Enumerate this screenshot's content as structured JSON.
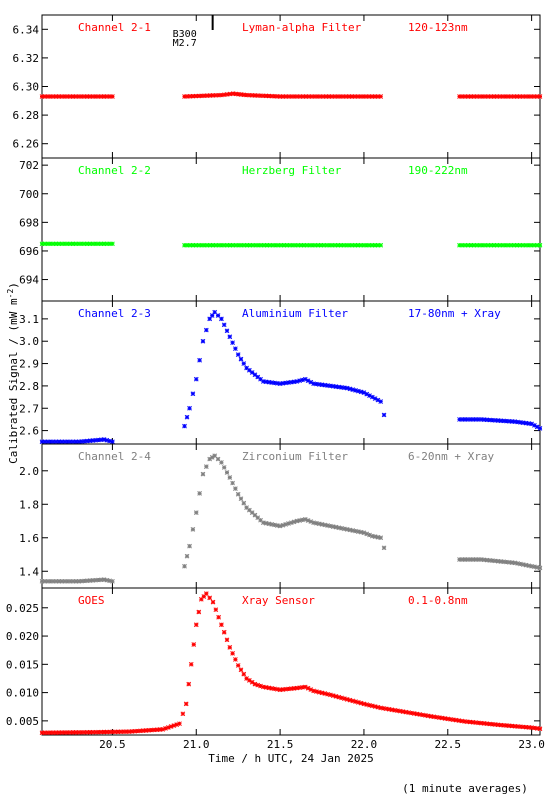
{
  "x_axis": {
    "label": "Time / h UTC, 24 Jan 2025",
    "range": [
      20.08,
      23.05
    ],
    "ticks": [
      20.5,
      21.0,
      21.5,
      22.0,
      22.5,
      23.0
    ],
    "tick_labels": [
      "20.5",
      "21.0",
      "21.5",
      "22.0",
      "22.5",
      "23.0"
    ]
  },
  "y_axis_label": "Calibrated Signal / (mW m",
  "y_axis_label_sup": "-2",
  "y_axis_label_end": ")",
  "footnote": "(1 minute averages)",
  "flare_marker": {
    "time": 21.05,
    "lines": [
      "B300",
      "M2.7"
    ]
  },
  "chart_data": [
    {
      "type": "scatter",
      "channel": "Channel 2-1",
      "filter": "Lyman-alpha Filter",
      "band": "120-123nm",
      "color": "#ff0000",
      "ylim": [
        6.25,
        6.35
      ],
      "yticks": [
        6.26,
        6.28,
        6.3,
        6.32,
        6.34
      ],
      "ytick_labels": [
        "6.26",
        "6.28",
        "6.30",
        "6.32",
        "6.34"
      ],
      "segments": [
        {
          "x": [
            20.08,
            20.5
          ],
          "y": [
            6.293,
            6.293
          ]
        },
        {
          "x": [
            20.93,
            21.15,
            21.22,
            21.3,
            21.5,
            22.1
          ],
          "y": [
            6.293,
            6.294,
            6.295,
            6.294,
            6.293,
            6.293
          ]
        },
        {
          "x": [
            22.57,
            23.05
          ],
          "y": [
            6.293,
            6.293
          ]
        }
      ]
    },
    {
      "type": "scatter",
      "channel": "Channel 2-2",
      "filter": "Herzberg Filter",
      "band": "190-222nm",
      "color": "#00ff00",
      "ylim": [
        692.5,
        702.5
      ],
      "yticks": [
        694,
        696,
        698,
        700,
        702
      ],
      "ytick_labels": [
        "694",
        "696",
        "698",
        "700",
        "702"
      ],
      "segments": [
        {
          "x": [
            20.08,
            20.5
          ],
          "y": [
            696.5,
            696.5
          ]
        },
        {
          "x": [
            20.93,
            22.1
          ],
          "y": [
            696.4,
            696.4
          ]
        },
        {
          "x": [
            22.57,
            23.05
          ],
          "y": [
            696.4,
            696.4
          ]
        }
      ]
    },
    {
      "type": "scatter",
      "channel": "Channel 2-3",
      "filter": "Aluminium Filter",
      "band": "17-80nm + Xray",
      "color": "#0000ff",
      "ylim": [
        2.54,
        3.18
      ],
      "yticks": [
        2.6,
        2.7,
        2.8,
        2.9,
        3.0,
        3.1
      ],
      "ytick_labels": [
        "2.6",
        "2.7",
        "2.8",
        "2.9",
        "3.0",
        "3.1"
      ],
      "segments": [
        {
          "x": [
            20.08,
            20.3,
            20.45,
            20.5
          ],
          "y": [
            2.55,
            2.55,
            2.56,
            2.55
          ]
        },
        {
          "x": [
            20.93,
            20.96,
            21.0,
            21.04,
            21.08,
            21.11,
            21.15,
            21.2,
            21.25,
            21.3,
            21.4,
            21.5,
            21.6,
            21.65,
            21.7,
            21.8,
            21.9,
            22.0,
            22.05,
            22.1
          ],
          "y": [
            2.62,
            2.7,
            2.83,
            3.0,
            3.1,
            3.13,
            3.1,
            3.02,
            2.94,
            2.88,
            2.82,
            2.81,
            2.82,
            2.83,
            2.81,
            2.8,
            2.79,
            2.77,
            2.75,
            2.73
          ]
        },
        {
          "x": [
            22.12
          ],
          "y": [
            2.67
          ]
        },
        {
          "x": [
            22.57,
            22.7,
            22.9,
            23.0,
            23.05
          ],
          "y": [
            2.65,
            2.65,
            2.64,
            2.63,
            2.61
          ]
        }
      ]
    },
    {
      "type": "scatter",
      "channel": "Channel 2-4",
      "filter": "Zirconium Filter",
      "band": "6-20nm + Xray",
      "color": "#808080",
      "ylim": [
        1.3,
        2.16
      ],
      "yticks": [
        1.4,
        1.6,
        1.8,
        2.0
      ],
      "ytick_labels": [
        "1.4",
        "1.6",
        "1.8",
        "2.0"
      ],
      "segments": [
        {
          "x": [
            20.08,
            20.3,
            20.45,
            20.5
          ],
          "y": [
            1.34,
            1.34,
            1.35,
            1.34
          ]
        },
        {
          "x": [
            20.93,
            20.96,
            21.0,
            21.04,
            21.08,
            21.11,
            21.15,
            21.2,
            21.25,
            21.3,
            21.4,
            21.5,
            21.6,
            21.65,
            21.7,
            21.8,
            21.9,
            22.0,
            22.05,
            22.1
          ],
          "y": [
            1.43,
            1.55,
            1.75,
            1.98,
            2.07,
            2.09,
            2.05,
            1.96,
            1.86,
            1.78,
            1.69,
            1.67,
            1.7,
            1.71,
            1.69,
            1.67,
            1.65,
            1.63,
            1.61,
            1.6
          ]
        },
        {
          "x": [
            22.12
          ],
          "y": [
            1.54
          ]
        },
        {
          "x": [
            22.57,
            22.7,
            22.9,
            23.0,
            23.05
          ],
          "y": [
            1.47,
            1.47,
            1.45,
            1.43,
            1.42
          ]
        }
      ]
    },
    {
      "type": "scatter",
      "channel": "GOES",
      "filter": "Xray Sensor",
      "band": "0.1-0.8nm",
      "color": "#ff0000",
      "ylim": [
        0.0025,
        0.0285
      ],
      "yticks": [
        0.005,
        0.01,
        0.015,
        0.02,
        0.025
      ],
      "ytick_labels": [
        "0.005",
        "0.010",
        "0.015",
        "0.020",
        "0.025"
      ],
      "segments": [
        {
          "x": [
            20.08,
            20.4,
            20.6,
            20.8,
            20.9,
            20.94,
            20.97,
            21.0,
            21.03,
            21.06,
            21.1,
            21.15,
            21.2,
            21.25,
            21.3,
            21.35,
            21.4,
            21.5,
            21.6,
            21.65,
            21.7,
            21.8,
            21.9,
            22.0,
            22.1,
            22.2,
            22.4,
            22.6,
            22.8,
            23.0,
            23.05
          ],
          "y": [
            0.0029,
            0.003,
            0.0031,
            0.0035,
            0.0045,
            0.008,
            0.015,
            0.022,
            0.0265,
            0.0275,
            0.026,
            0.022,
            0.018,
            0.0148,
            0.0125,
            0.0115,
            0.011,
            0.0105,
            0.0108,
            0.011,
            0.0103,
            0.0096,
            0.0088,
            0.008,
            0.0073,
            0.0068,
            0.0058,
            0.0049,
            0.0043,
            0.0038,
            0.0036
          ]
        }
      ]
    }
  ]
}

# # # # #

Transcribe every entry word for word, but skip the pictures.

Enumerate this screenshot's content as structured JSON.
{
  "x_axis": {
    "label": "Time / h UTC, 24 Jan 2025",
    "range": [
      20.08,
      23.05
    ],
    "ticks": [
      20.5,
      21.0,
      21.5,
      22.0,
      22.5,
      23.0
    ],
    "tick_labels": [
      "20.5",
      "21.0",
      "21.5",
      "22.0",
      "22.5",
      "23.0"
    ]
  },
  "y_axis_label": "Calibrated Signal / (mW m",
  "y_axis_label_sup": "-2",
  "y_axis_label_end": ")",
  "footnote": "(1 minute averages)",
  "flare_marker": {
    "time": 21.05,
    "lines": [
      "B300",
      "M2.7"
    ]
  },
  "chart_data": [
    {
      "type": "scatter",
      "channel": "Channel 2-1",
      "filter": "Lyman-alpha Filter",
      "band": "120-123nm",
      "color": "#ff0000",
      "ylim": [
        6.25,
        6.35
      ],
      "yticks": [
        6.26,
        6.28,
        6.3,
        6.32,
        6.34
      ],
      "ytick_labels": [
        "6.26",
        "6.28",
        "6.30",
        "6.32",
        "6.34"
      ],
      "segments": [
        {
          "x": [
            20.08,
            20.5
          ],
          "y": [
            6.293,
            6.293
          ]
        },
        {
          "x": [
            20.93,
            21.15,
            21.22,
            21.3,
            21.5,
            22.1
          ],
          "y": [
            6.293,
            6.294,
            6.295,
            6.294,
            6.293,
            6.293
          ]
        },
        {
          "x": [
            22.57,
            23.05
          ],
          "y": [
            6.293,
            6.293
          ]
        }
      ]
    },
    {
      "type": "scatter",
      "channel": "Channel 2-2",
      "filter": "Herzberg Filter",
      "band": "190-222nm",
      "color": "#00ff00",
      "ylim": [
        692.5,
        702.5
      ],
      "yticks": [
        694,
        696,
        698,
        700,
        702
      ],
      "ytick_labels": [
        "694",
        "696",
        "698",
        "700",
        "702"
      ],
      "segments": [
        {
          "x": [
            20.08,
            20.5
          ],
          "y": [
            696.5,
            696.5
          ]
        },
        {
          "x": [
            20.93,
            22.1
          ],
          "y": [
            696.4,
            696.4
          ]
        },
        {
          "x": [
            22.57,
            23.05
          ],
          "y": [
            696.4,
            696.4
          ]
        }
      ]
    },
    {
      "type": "scatter",
      "channel": "Channel 2-3",
      "filter": "Aluminium Filter",
      "band": "17-80nm + Xray",
      "color": "#0000ff",
      "ylim": [
        2.54,
        3.18
      ],
      "yticks": [
        2.6,
        2.7,
        2.8,
        2.9,
        3.0,
        3.1
      ],
      "ytick_labels": [
        "2.6",
        "2.7",
        "2.8",
        "2.9",
        "3.0",
        "3.1"
      ],
      "segments": [
        {
          "x": [
            20.08,
            20.3,
            20.45,
            20.5
          ],
          "y": [
            2.55,
            2.55,
            2.56,
            2.55
          ]
        },
        {
          "x": [
            20.93,
            20.96,
            21.0,
            21.04,
            21.08,
            21.11,
            21.15,
            21.2,
            21.25,
            21.3,
            21.4,
            21.5,
            21.6,
            21.65,
            21.7,
            21.8,
            21.9,
            22.0,
            22.05,
            22.1
          ],
          "y": [
            2.62,
            2.7,
            2.83,
            3.0,
            3.1,
            3.13,
            3.1,
            3.02,
            2.94,
            2.88,
            2.82,
            2.81,
            2.82,
            2.83,
            2.81,
            2.8,
            2.79,
            2.77,
            2.75,
            2.73
          ]
        },
        {
          "x": [
            22.12
          ],
          "y": [
            2.67
          ]
        },
        {
          "x": [
            22.57,
            22.7,
            22.9,
            23.0,
            23.05
          ],
          "y": [
            2.65,
            2.65,
            2.64,
            2.63,
            2.61
          ]
        }
      ]
    },
    {
      "type": "scatter",
      "channel": "Channel 2-4",
      "filter": "Zirconium Filter",
      "band": "6-20nm + Xray",
      "color": "#808080",
      "ylim": [
        1.3,
        2.16
      ],
      "yticks": [
        1.4,
        1.6,
        1.8,
        2.0
      ],
      "ytick_labels": [
        "1.4",
        "1.6",
        "1.8",
        "2.0"
      ],
      "segments": [
        {
          "x": [
            20.08,
            20.3,
            20.45,
            20.5
          ],
          "y": [
            1.34,
            1.34,
            1.35,
            1.34
          ]
        },
        {
          "x": [
            20.93,
            20.96,
            21.0,
            21.04,
            21.08,
            21.11,
            21.15,
            21.2,
            21.25,
            21.3,
            21.4,
            21.5,
            21.6,
            21.65,
            21.7,
            21.8,
            21.9,
            22.0,
            22.05,
            22.1
          ],
          "y": [
            1.43,
            1.55,
            1.75,
            1.98,
            2.07,
            2.09,
            2.05,
            1.96,
            1.86,
            1.78,
            1.69,
            1.67,
            1.7,
            1.71,
            1.69,
            1.67,
            1.65,
            1.63,
            1.61,
            1.6
          ]
        },
        {
          "x": [
            22.12
          ],
          "y": [
            1.54
          ]
        },
        {
          "x": [
            22.57,
            22.7,
            22.9,
            23.0,
            23.05
          ],
          "y": [
            1.47,
            1.47,
            1.45,
            1.43,
            1.42
          ]
        }
      ]
    },
    {
      "type": "scatter",
      "channel": "GOES",
      "filter": "Xray Sensor",
      "band": "0.1-0.8nm",
      "color": "#ff0000",
      "ylim": [
        0.0025,
        0.0285
      ],
      "yticks": [
        0.005,
        0.01,
        0.015,
        0.02,
        0.025
      ],
      "ytick_labels": [
        "0.005",
        "0.010",
        "0.015",
        "0.020",
        "0.025"
      ],
      "segments": [
        {
          "x": [
            20.08,
            20.4,
            20.6,
            20.8,
            20.9,
            20.94,
            20.97,
            21.0,
            21.03,
            21.06,
            21.1,
            21.15,
            21.2,
            21.25,
            21.3,
            21.35,
            21.4,
            21.5,
            21.6,
            21.65,
            21.7,
            21.8,
            21.9,
            22.0,
            22.1,
            22.2,
            22.4,
            22.6,
            22.8,
            23.0,
            23.05
          ],
          "y": [
            0.0029,
            0.003,
            0.0031,
            0.0035,
            0.0045,
            0.008,
            0.015,
            0.022,
            0.0265,
            0.0275,
            0.026,
            0.022,
            0.018,
            0.0148,
            0.0125,
            0.0115,
            0.011,
            0.0105,
            0.0108,
            0.011,
            0.0103,
            0.0096,
            0.0088,
            0.008,
            0.0073,
            0.0068,
            0.0058,
            0.0049,
            0.0043,
            0.0038,
            0.0036
          ]
        }
      ]
    }
  ]
}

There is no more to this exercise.